## BEGIN Data provided

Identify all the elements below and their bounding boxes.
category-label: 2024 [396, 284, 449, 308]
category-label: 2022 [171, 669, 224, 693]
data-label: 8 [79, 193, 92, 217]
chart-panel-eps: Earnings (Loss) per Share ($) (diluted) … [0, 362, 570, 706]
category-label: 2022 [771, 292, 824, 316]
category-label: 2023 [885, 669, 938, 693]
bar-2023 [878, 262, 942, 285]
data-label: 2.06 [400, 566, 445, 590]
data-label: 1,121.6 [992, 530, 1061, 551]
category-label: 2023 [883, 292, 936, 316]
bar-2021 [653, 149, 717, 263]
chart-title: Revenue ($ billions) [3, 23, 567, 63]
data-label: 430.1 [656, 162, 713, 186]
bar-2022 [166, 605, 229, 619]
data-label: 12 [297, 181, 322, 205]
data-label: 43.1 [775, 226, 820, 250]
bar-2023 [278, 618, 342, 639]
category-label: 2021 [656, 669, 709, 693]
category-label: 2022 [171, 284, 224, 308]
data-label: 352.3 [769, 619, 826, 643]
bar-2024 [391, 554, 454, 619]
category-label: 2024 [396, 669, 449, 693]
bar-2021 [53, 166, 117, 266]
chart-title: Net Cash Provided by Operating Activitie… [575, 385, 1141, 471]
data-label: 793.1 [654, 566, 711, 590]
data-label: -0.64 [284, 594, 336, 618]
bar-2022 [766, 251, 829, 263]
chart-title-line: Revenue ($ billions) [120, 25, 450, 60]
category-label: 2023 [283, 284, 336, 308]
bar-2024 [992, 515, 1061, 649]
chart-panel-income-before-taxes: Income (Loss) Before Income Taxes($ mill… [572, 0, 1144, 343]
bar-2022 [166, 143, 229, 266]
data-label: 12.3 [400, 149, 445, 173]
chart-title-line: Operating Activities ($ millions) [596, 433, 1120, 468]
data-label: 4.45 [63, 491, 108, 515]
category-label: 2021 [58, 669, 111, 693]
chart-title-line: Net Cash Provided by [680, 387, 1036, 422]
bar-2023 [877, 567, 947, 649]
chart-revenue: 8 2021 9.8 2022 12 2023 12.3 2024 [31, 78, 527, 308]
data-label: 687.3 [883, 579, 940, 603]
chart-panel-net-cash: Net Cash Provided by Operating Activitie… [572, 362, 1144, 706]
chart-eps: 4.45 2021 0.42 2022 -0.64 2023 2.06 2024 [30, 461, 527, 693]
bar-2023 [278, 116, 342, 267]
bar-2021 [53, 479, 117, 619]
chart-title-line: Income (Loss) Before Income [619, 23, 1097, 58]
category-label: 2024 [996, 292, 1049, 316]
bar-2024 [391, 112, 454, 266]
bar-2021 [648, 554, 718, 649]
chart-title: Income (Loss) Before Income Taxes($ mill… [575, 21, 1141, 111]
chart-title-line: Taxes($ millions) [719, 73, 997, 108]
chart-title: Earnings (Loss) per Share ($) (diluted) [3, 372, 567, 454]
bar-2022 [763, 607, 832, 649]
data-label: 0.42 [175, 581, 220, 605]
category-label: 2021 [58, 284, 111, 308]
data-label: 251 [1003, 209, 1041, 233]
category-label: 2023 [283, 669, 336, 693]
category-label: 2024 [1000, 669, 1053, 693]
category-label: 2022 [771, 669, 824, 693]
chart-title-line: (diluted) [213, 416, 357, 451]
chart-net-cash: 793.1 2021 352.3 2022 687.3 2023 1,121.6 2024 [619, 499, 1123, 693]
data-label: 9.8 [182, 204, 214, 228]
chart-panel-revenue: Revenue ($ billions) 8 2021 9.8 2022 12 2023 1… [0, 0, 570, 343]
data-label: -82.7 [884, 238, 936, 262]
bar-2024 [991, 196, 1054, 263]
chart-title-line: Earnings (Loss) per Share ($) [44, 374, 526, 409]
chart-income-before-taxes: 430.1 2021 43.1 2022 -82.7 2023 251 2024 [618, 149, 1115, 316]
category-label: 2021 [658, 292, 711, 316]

## END Data provided
## BEGIN Data provided

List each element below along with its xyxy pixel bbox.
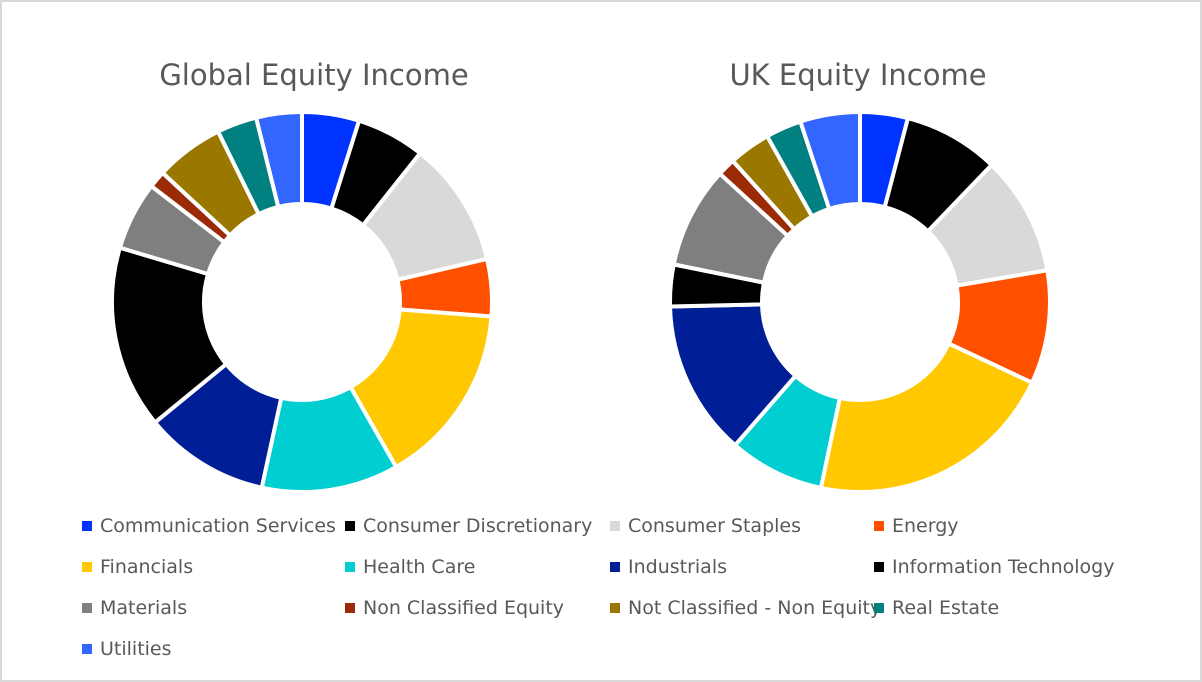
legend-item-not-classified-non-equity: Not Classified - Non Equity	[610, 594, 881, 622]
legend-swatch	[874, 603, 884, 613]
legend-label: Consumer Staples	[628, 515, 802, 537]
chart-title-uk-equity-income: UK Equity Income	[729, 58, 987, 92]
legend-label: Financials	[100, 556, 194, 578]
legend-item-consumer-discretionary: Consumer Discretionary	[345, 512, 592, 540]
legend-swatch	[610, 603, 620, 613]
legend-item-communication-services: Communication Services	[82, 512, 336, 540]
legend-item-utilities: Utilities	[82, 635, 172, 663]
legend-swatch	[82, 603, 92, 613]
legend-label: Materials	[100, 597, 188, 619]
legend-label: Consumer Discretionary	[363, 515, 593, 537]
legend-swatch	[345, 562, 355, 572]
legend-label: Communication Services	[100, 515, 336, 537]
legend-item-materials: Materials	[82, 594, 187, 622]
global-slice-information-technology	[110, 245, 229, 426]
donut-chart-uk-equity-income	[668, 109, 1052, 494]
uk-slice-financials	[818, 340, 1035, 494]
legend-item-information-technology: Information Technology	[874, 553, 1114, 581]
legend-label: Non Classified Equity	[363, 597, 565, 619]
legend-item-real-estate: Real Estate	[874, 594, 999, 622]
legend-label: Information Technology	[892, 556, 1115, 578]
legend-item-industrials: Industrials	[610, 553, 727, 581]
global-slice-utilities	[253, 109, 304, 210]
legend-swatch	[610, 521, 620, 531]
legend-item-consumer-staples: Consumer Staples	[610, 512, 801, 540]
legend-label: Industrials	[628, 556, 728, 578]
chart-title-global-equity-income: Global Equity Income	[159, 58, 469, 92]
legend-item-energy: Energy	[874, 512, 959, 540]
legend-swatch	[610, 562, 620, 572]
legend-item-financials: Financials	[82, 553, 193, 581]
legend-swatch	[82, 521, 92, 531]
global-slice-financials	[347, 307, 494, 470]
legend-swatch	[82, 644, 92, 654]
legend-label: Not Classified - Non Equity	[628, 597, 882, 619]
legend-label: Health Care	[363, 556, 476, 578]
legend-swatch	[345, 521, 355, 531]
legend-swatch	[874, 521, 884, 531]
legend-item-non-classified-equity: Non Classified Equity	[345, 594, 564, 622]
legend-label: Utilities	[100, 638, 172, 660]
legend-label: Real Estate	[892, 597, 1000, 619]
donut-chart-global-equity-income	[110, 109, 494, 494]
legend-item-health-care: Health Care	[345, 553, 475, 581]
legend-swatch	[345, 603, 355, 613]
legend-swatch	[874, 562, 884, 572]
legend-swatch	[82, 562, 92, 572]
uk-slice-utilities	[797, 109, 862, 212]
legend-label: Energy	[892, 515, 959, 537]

## END Data provided
## BEGIN Data provided

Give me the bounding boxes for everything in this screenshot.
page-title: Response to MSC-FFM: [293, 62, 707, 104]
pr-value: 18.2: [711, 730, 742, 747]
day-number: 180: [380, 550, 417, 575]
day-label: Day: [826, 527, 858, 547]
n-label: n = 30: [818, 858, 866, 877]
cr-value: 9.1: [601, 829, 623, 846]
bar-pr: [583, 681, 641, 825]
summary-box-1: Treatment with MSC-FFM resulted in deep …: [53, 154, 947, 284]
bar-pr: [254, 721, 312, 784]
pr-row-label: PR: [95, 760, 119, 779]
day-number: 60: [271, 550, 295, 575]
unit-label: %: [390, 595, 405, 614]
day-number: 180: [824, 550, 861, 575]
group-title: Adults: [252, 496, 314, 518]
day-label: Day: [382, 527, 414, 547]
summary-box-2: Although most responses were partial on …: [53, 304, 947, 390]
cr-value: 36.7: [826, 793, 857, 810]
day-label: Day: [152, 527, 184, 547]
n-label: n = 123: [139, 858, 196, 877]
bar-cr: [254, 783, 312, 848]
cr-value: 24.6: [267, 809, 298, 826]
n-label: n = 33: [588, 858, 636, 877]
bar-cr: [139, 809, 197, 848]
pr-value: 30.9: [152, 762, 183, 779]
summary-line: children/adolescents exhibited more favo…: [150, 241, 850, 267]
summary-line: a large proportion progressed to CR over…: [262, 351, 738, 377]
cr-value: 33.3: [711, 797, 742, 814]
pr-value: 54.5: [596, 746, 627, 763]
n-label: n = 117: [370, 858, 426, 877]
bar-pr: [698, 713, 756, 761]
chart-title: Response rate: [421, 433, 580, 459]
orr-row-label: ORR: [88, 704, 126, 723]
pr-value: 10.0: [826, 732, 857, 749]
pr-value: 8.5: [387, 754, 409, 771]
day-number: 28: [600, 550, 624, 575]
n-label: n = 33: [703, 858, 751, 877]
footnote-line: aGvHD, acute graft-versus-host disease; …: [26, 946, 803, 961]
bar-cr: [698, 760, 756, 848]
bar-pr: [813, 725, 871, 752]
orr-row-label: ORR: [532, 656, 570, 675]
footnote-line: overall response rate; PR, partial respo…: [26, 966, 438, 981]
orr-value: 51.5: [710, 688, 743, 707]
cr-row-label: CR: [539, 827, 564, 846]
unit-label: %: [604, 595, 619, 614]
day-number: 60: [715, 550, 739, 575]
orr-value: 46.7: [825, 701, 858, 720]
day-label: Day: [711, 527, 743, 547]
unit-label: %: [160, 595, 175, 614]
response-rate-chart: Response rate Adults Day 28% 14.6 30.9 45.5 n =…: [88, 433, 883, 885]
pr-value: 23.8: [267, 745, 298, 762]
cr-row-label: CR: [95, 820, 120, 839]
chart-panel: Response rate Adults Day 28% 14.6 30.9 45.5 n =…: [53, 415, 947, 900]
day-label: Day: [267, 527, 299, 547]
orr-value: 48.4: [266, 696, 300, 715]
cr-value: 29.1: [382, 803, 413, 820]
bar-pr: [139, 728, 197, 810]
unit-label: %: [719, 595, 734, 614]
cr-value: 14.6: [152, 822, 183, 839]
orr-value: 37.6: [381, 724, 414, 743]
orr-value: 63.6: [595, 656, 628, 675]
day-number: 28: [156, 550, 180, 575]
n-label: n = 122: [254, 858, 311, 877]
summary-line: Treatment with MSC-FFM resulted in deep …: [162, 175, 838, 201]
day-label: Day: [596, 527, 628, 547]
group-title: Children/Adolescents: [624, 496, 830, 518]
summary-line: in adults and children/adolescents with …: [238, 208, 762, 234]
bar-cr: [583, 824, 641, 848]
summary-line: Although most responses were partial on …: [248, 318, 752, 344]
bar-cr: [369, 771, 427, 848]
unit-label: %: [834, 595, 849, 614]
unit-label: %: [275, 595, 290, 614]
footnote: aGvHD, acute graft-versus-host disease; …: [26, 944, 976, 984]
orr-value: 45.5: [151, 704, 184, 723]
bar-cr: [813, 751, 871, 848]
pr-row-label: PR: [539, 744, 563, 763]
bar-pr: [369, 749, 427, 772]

## END Data provided

## [Directions for this task]
Copy out the lines of the items above word for word, beginning with the line containing "Identify all the" and continuing through the line containing "bar-2021 [53, 479, 117, 619]", both included.

## [Response]
Identify all the elements below and their bounding boxes.
category-label: 2024 [396, 284, 449, 308]
category-label: 2022 [171, 669, 224, 693]
data-label: 8 [79, 193, 92, 217]
chart-panel-eps: Earnings (Loss) per Share ($) (diluted) … [0, 362, 570, 706]
category-label: 2022 [771, 292, 824, 316]
category-label: 2023 [885, 669, 938, 693]
bar-2023 [878, 262, 942, 285]
data-label: 2.06 [400, 566, 445, 590]
data-label: 1,121.6 [992, 530, 1061, 551]
category-label: 2023 [883, 292, 936, 316]
bar-2021 [653, 149, 717, 263]
chart-title: Revenue ($ billions) [3, 23, 567, 63]
data-label: 430.1 [656, 162, 713, 186]
bar-2022 [166, 605, 229, 619]
data-label: 12 [297, 181, 322, 205]
data-label: 43.1 [775, 226, 820, 250]
bar-2023 [278, 618, 342, 639]
category-label: 2021 [656, 669, 709, 693]
category-label: 2022 [171, 284, 224, 308]
data-label: 352.3 [769, 619, 826, 643]
bar-2024 [391, 554, 454, 619]
category-label: 2024 [396, 669, 449, 693]
bar-2021 [53, 166, 117, 266]
chart-title: Net Cash Provided by Operating Activitie… [575, 385, 1141, 471]
data-label: 793.1 [654, 566, 711, 590]
data-label: -0.64 [284, 594, 336, 618]
bar-2022 [766, 251, 829, 263]
chart-title-line: Revenue ($ billions) [120, 25, 450, 60]
category-label: 2023 [283, 284, 336, 308]
bar-2024 [992, 515, 1061, 649]
chart-panel-income-before-taxes: Income (Loss) Before Income Taxes($ mill… [572, 0, 1144, 343]
bar-2022 [166, 143, 229, 266]
data-label: 12.3 [400, 149, 445, 173]
chart-title-line: Operating Activities ($ millions) [596, 433, 1120, 468]
data-label: 4.45 [63, 491, 108, 515]
category-label: 2021 [58, 669, 111, 693]
chart-title-line: Net Cash Provided by [680, 387, 1036, 422]
bar-2023 [877, 567, 947, 649]
chart-revenue: 8 2021 9.8 2022 12 2023 12.3 2024 [31, 78, 527, 308]
data-label: 687.3 [883, 579, 940, 603]
chart-panel-net-cash: Net Cash Provided by Operating Activitie… [572, 362, 1144, 706]
chart-eps: 4.45 2021 0.42 2022 -0.64 2023 2.06 2024 [30, 461, 527, 693]
bar-2023 [278, 116, 342, 267]
bar-2021 [53, 479, 117, 619]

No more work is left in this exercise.